• **To be done**: Transcribe the whole listing below without changing a word, but leave out every image.

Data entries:
· · · · · · ·
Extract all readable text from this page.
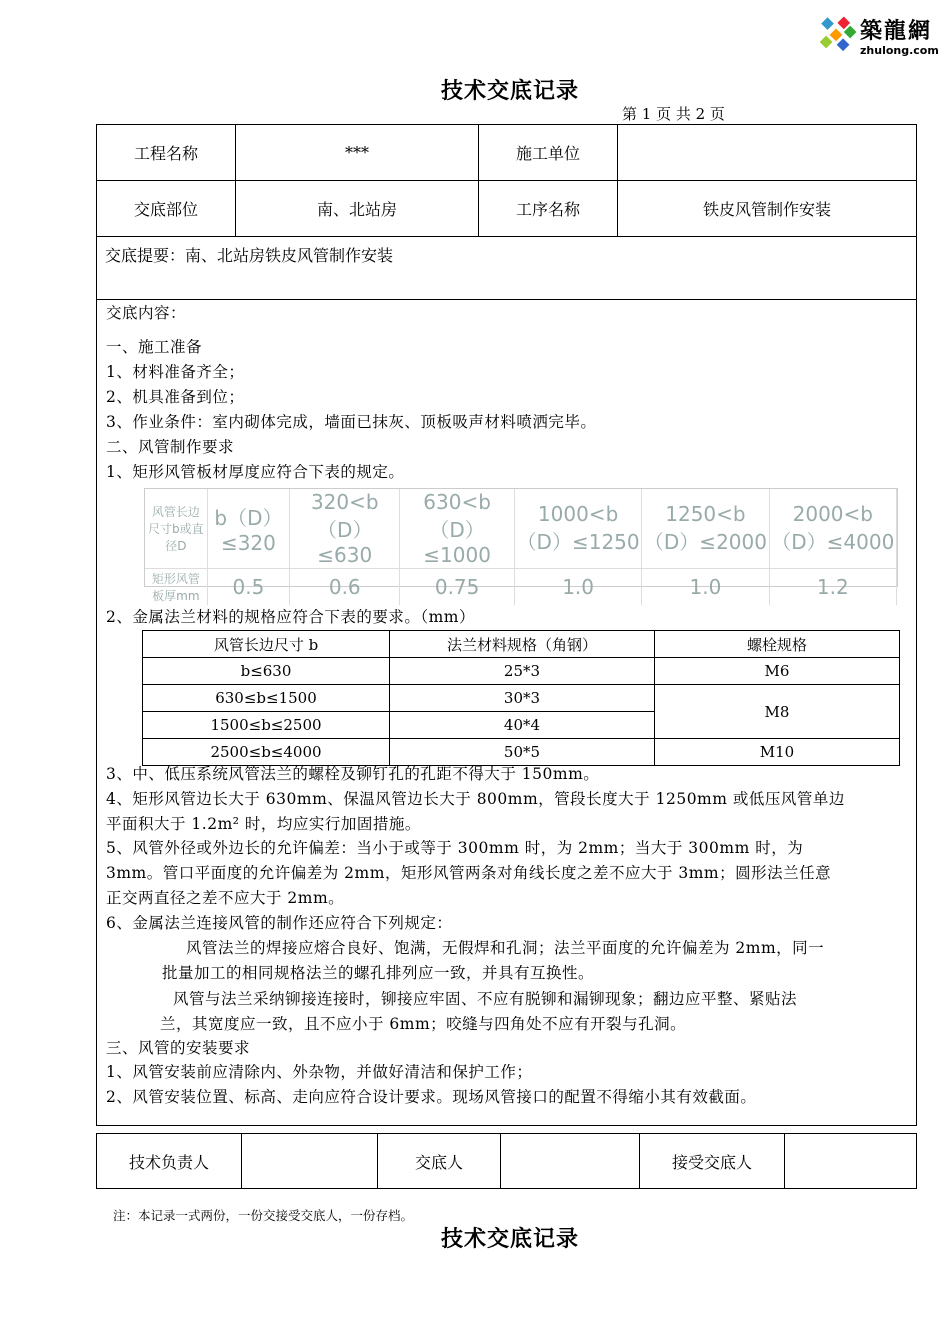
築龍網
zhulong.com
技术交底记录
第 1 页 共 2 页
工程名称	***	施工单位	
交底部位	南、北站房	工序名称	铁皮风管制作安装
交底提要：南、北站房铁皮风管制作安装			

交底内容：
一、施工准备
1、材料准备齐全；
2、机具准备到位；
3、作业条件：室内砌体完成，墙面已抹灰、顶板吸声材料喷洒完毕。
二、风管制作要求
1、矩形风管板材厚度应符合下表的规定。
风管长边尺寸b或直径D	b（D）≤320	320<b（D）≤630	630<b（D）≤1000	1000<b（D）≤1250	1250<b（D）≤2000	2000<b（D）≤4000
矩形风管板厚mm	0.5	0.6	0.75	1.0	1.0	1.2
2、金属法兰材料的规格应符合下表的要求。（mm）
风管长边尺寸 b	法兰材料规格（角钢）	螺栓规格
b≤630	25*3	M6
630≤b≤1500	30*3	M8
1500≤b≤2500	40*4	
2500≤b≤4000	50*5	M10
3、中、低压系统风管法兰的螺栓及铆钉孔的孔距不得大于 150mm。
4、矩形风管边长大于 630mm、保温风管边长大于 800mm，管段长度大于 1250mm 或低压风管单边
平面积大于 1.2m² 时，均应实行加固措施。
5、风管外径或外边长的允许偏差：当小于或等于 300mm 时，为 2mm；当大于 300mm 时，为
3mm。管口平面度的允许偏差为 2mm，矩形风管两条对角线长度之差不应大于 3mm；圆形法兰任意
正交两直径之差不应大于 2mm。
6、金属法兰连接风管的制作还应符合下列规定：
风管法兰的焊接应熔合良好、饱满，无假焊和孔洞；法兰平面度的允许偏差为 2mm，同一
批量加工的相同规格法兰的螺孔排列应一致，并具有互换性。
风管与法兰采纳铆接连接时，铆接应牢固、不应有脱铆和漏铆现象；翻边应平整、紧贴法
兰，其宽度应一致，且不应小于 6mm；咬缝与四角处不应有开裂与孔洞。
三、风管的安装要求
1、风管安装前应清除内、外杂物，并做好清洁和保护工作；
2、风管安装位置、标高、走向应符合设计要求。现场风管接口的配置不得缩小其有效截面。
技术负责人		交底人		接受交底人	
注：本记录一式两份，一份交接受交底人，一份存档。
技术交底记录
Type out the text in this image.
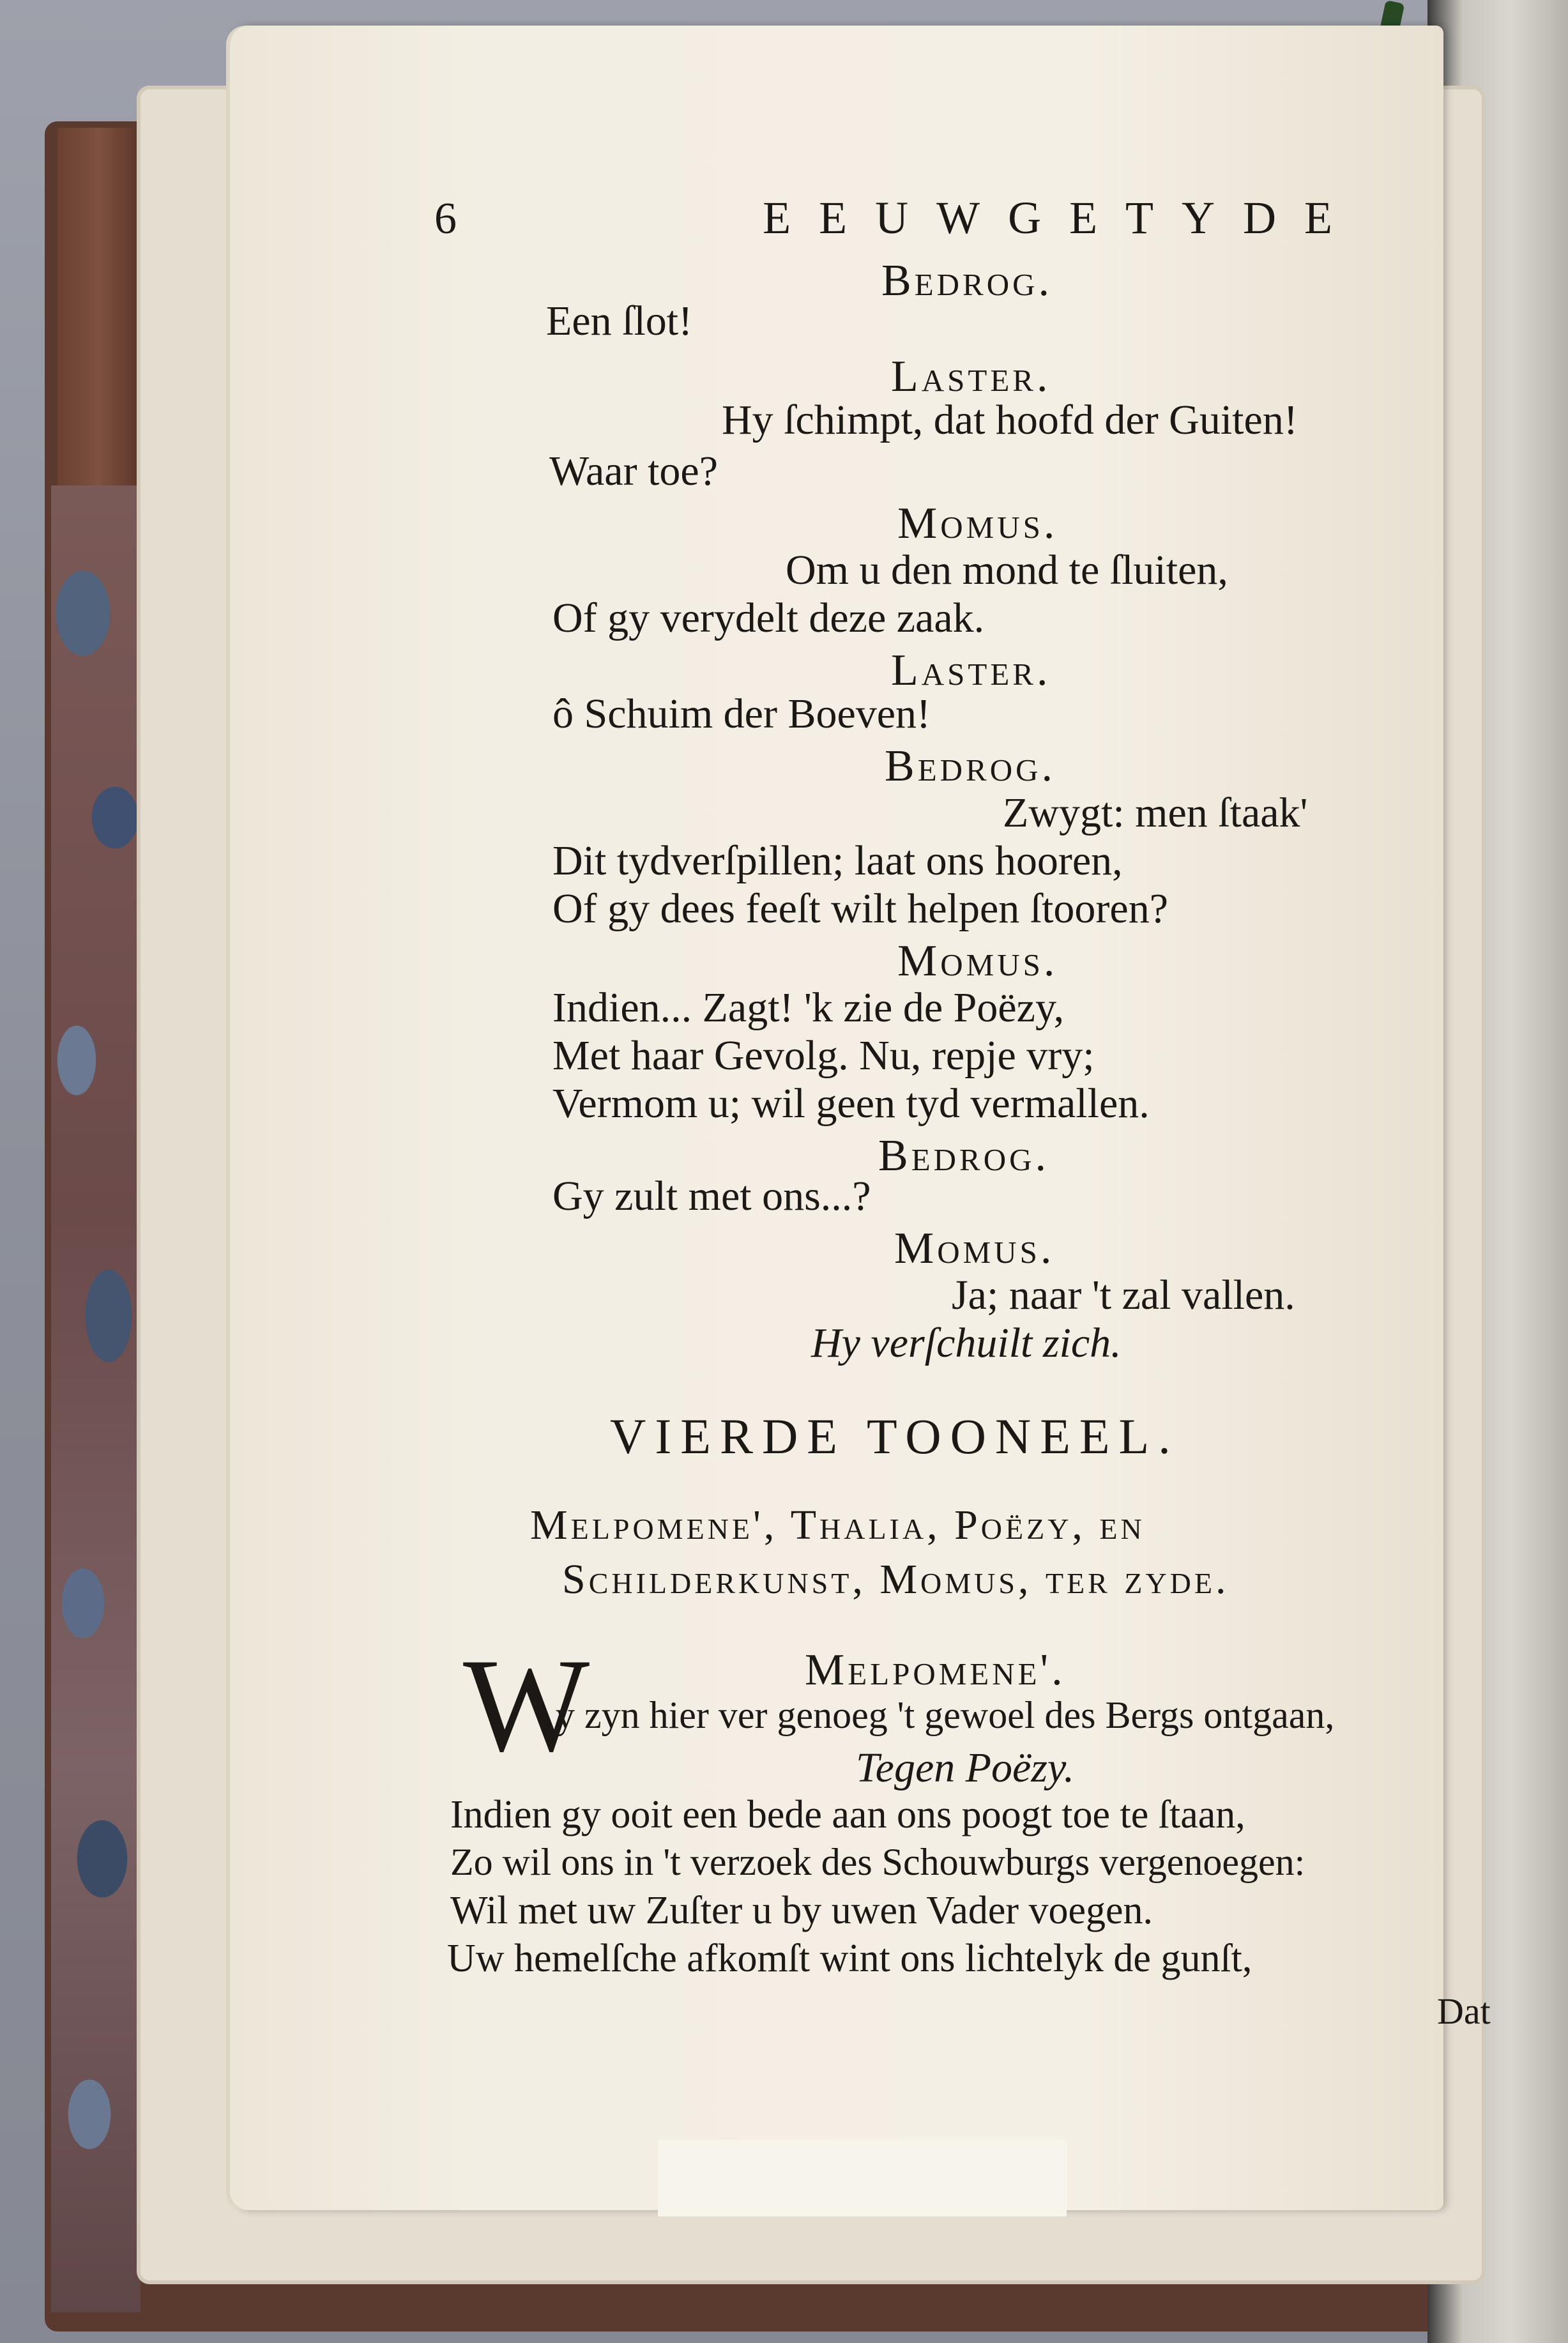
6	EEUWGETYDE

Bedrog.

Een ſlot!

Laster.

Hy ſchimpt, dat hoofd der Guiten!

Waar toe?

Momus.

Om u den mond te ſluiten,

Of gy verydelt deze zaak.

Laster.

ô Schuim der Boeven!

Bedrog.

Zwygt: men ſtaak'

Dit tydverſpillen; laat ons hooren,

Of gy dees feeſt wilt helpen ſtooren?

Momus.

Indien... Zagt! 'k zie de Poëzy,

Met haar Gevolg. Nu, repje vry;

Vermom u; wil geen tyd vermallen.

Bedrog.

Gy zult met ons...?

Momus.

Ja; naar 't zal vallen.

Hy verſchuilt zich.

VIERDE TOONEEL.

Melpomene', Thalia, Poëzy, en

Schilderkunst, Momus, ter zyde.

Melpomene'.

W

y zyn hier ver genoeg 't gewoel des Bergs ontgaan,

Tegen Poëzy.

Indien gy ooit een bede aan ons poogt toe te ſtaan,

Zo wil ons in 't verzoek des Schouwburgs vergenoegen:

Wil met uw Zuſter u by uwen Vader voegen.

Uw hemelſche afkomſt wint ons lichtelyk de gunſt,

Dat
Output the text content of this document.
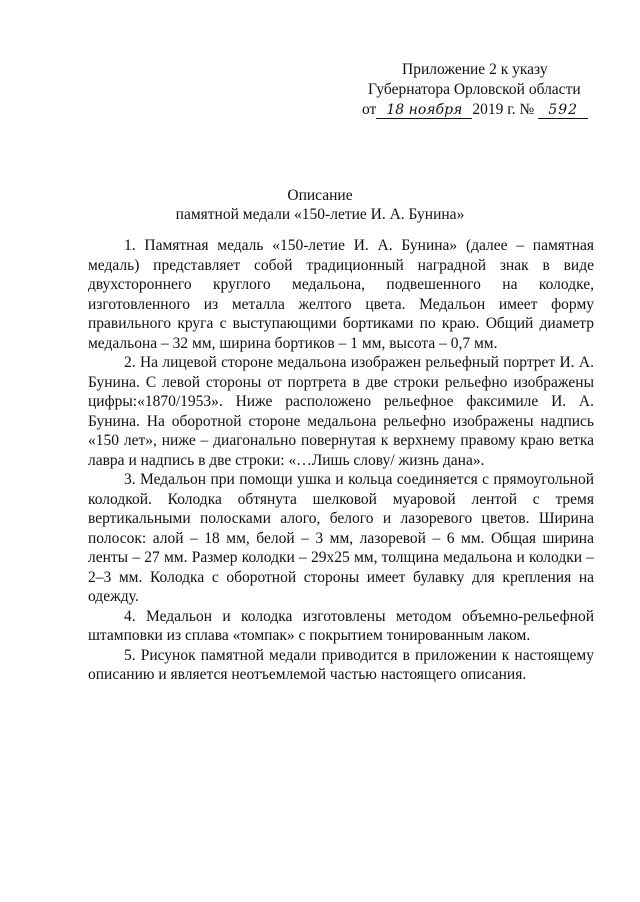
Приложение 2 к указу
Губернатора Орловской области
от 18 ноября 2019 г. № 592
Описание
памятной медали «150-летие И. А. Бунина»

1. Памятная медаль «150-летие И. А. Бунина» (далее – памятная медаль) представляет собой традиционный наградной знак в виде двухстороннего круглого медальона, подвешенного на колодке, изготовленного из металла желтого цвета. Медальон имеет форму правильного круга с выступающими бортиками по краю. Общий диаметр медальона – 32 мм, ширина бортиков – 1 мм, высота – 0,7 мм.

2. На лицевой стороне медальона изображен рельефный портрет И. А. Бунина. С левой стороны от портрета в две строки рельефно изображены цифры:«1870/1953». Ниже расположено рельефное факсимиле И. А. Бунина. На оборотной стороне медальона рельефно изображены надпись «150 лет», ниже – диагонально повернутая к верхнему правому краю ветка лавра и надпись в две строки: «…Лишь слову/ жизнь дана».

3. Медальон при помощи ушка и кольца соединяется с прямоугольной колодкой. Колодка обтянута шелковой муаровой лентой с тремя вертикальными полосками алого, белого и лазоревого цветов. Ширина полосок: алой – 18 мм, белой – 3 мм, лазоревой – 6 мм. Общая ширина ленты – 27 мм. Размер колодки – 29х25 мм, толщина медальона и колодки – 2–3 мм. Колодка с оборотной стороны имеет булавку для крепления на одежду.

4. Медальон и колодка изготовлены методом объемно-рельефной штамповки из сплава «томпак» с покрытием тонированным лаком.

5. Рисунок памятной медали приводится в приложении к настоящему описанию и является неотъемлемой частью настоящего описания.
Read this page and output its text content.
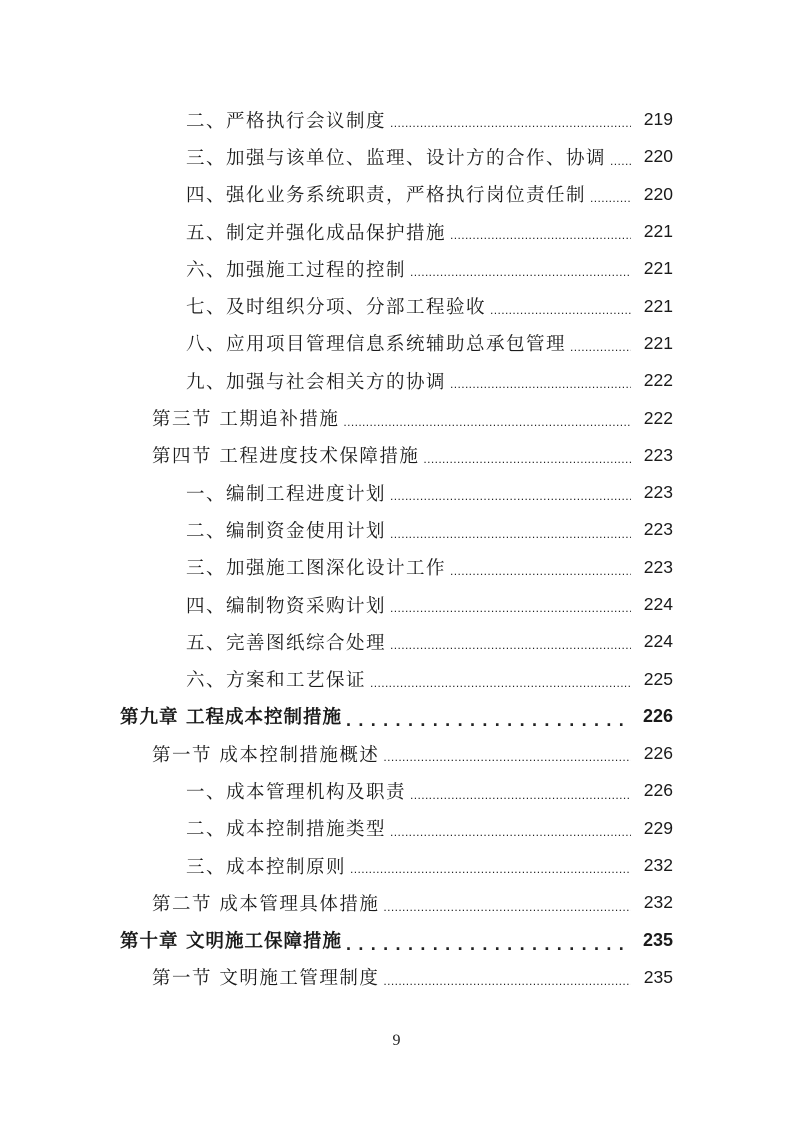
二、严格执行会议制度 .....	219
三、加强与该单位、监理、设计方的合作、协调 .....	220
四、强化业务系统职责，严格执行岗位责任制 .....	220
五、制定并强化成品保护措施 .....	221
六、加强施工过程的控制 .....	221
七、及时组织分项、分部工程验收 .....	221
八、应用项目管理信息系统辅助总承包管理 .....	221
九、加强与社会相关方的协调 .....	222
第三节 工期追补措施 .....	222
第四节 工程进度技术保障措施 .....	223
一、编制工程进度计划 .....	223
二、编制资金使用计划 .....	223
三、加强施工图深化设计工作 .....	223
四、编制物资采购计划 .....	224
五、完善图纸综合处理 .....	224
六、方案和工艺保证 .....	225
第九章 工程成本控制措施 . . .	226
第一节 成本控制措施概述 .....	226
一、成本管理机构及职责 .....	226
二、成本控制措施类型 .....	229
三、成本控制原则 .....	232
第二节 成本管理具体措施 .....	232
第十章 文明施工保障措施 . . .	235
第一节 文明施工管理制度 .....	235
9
· · · · · · ·
• **Finished answer**:
Extract all readable text from this page.
築龍網
zhulong.com
技术交底记录
第 1 页 共 2 页
工程名称	***	施工单位	
交底部位	南、北站房	工序名称	铁皮风管制作安装
交底提要：南、北站房铁皮风管制作安装			

交底内容：
一、施工准备
1、材料准备齐全；
2、机具准备到位；
3、作业条件：室内砌体完成，墙面已抹灰、顶板吸声材料喷洒完毕。
二、风管制作要求
1、矩形风管板材厚度应符合下表的规定。
风管长边尺寸b或直径D	b（D）≤320	320<b（D）≤630	630<b（D）≤1000	1000<b（D）≤1250	1250<b（D）≤2000	2000<b（D）≤4000
矩形风管板厚mm	0.5	0.6	0.75	1.0	1.0	1.2
2、金属法兰材料的规格应符合下表的要求。（mm）
风管长边尺寸 b	法兰材料规格（角钢）	螺栓规格
b≤630	25*3	M6
630≤b≤1500	30*3	M8
1500≤b≤2500	40*4	
2500≤b≤4000	50*5	M10
3、中、低压系统风管法兰的螺栓及铆钉孔的孔距不得大于 150mm。
4、矩形风管边长大于 630mm、保温风管边长大于 800mm，管段长度大于 1250mm 或低压风管单边
平面积大于 1.2m² 时，均应实行加固措施。
5、风管外径或外边长的允许偏差：当小于或等于 300mm 时，为 2mm；当大于 300mm 时，为
3mm。管口平面度的允许偏差为 2mm，矩形风管两条对角线长度之差不应大于 3mm；圆形法兰任意
正交两直径之差不应大于 2mm。
6、金属法兰连接风管的制作还应符合下列规定：
风管法兰的焊接应熔合良好、饱满，无假焊和孔洞；法兰平面度的允许偏差为 2mm，同一
批量加工的相同规格法兰的螺孔排列应一致，并具有互换性。
风管与法兰采纳铆接连接时，铆接应牢固、不应有脱铆和漏铆现象；翻边应平整、紧贴法
兰，其宽度应一致，且不应小于 6mm；咬缝与四角处不应有开裂与孔洞。
三、风管的安装要求
1、风管安装前应清除内、外杂物，并做好清洁和保护工作；
2、风管安装位置、标高、走向应符合设计要求。现场风管接口的配置不得缩小其有效截面。
技术负责人		交底人		接受交底人	
注：本记录一式两份，一份交接受交底人，一份存档。
技术交底记录
Type out the text in this image.
6	EEUWGETYDE

Bedrog.

Een ſlot!

Laster.

Hy ſchimpt, dat hoofd der Guiten!

Waar toe?

Momus.

Om u den mond te ſluiten,

Of gy verydelt deze zaak.

Laster.

ô Schuim der Boeven!

Bedrog.

Zwygt: men ſtaak'

Dit tydverſpillen; laat ons hooren,

Of gy dees feeſt wilt helpen ſtooren?

Momus.

Indien... Zagt! 'k zie de Poëzy,

Met haar Gevolg. Nu, repje vry;

Vermom u; wil geen tyd vermallen.

Bedrog.

Gy zult met ons...?

Momus.

Ja; naar 't zal vallen.

Hy verſchuilt zich.

VIERDE TOONEEL.

Melpomene', Thalia, Poëzy, en

Schilderkunst, Momus, ter zyde.

Melpomene'.

W

y zyn hier ver genoeg 't gewoel des Bergs ontgaan,

Tegen Poëzy.

Indien gy ooit een bede aan ons poogt toe te ſtaan,

Zo wil ons in 't verzoek des Schouwburgs vergenoegen:

Wil met uw Zuſter u by uwen Vader voegen.

Uw hemelſche afkomſt wint ons lichtelyk de gunſt,

Dat
Output the text content of this document.
Приложение 2 к указу
Губернатора Орловской области
от 18 ноября 2019 г. № 592
Описание
памятной медали «150-летие И. А. Бунина»

1. Памятная медаль «150-летие И. А. Бунина» (далее – памятная медаль) представляет собой традиционный наградной знак в виде двухстороннего круглого медальона, подвешенного на колодке, изготовленного из металла желтого цвета. Медальон имеет форму правильного круга с выступающими бортиками по краю. Общий диаметр медальона – 32 мм, ширина бортиков – 1 мм, высота – 0,7 мм.

2. На лицевой стороне медальона изображен рельефный портрет И. А. Бунина. С левой стороны от портрета в две строки рельефно изображены цифры:«1870/1953». Ниже расположено рельефное факсимиле И. А. Бунина. На оборотной стороне медальона рельефно изображены надпись «150 лет», ниже – диагонально повернутая к верхнему правому краю ветка лавра и надпись в две строки: «…Лишь слову/ жизнь дана».

3. Медальон при помощи ушка и кольца соединяется с прямоугольной колодкой. Колодка обтянута шелковой муаровой лентой с тремя вертикальными полосками алого, белого и лазоревого цветов. Ширина полосок: алой – 18 мм, белой – 3 мм, лазоревой – 6 мм. Общая ширина ленты – 27 мм. Размер колодки – 29х25 мм, толщина медальона и колодки – 2–3 мм. Колодка с оборотной стороны имеет булавку для крепления на одежду.

4. Медальон и колодка изготовлены методом объемно-рельефной штамповки из сплава «томпак» с покрытием тонированным лаком.

5. Рисунок памятной медали приводится в приложении к настоящему описанию и является неотъемлемой частью настоящего описания.
Read this page and output its text content.
二、严格执行会议制度 .....	219
三、加强与该单位、监理、设计方的合作、协调 .....	220
四、强化业务系统职责，严格执行岗位责任制 .....	220
五、制定并强化成品保护措施 .....	221
六、加强施工过程的控制 .....	221
七、及时组织分项、分部工程验收 .....	221
八、应用项目管理信息系统辅助总承包管理 .....	221
九、加强与社会相关方的协调 .....	222
第三节 工期追补措施 .....	222
第四节 工程进度技术保障措施 .....	223
一、编制工程进度计划 .....	223
二、编制资金使用计划 .....	223
三、加强施工图深化设计工作 .....	223
四、编制物资采购计划 .....	224
五、完善图纸综合处理 .....	224
六、方案和工艺保证 .....	225
第九章 工程成本控制措施 . . .	226
第一节 成本控制措施概述 .....	226
一、成本管理机构及职责 .....	226
二、成本控制措施类型 .....	229
三、成本控制原则 .....	232
第二节 成本管理具体措施 .....	232
第十章 文明施工保障措施 . . .	235
第一节 文明施工管理制度 .....	235
9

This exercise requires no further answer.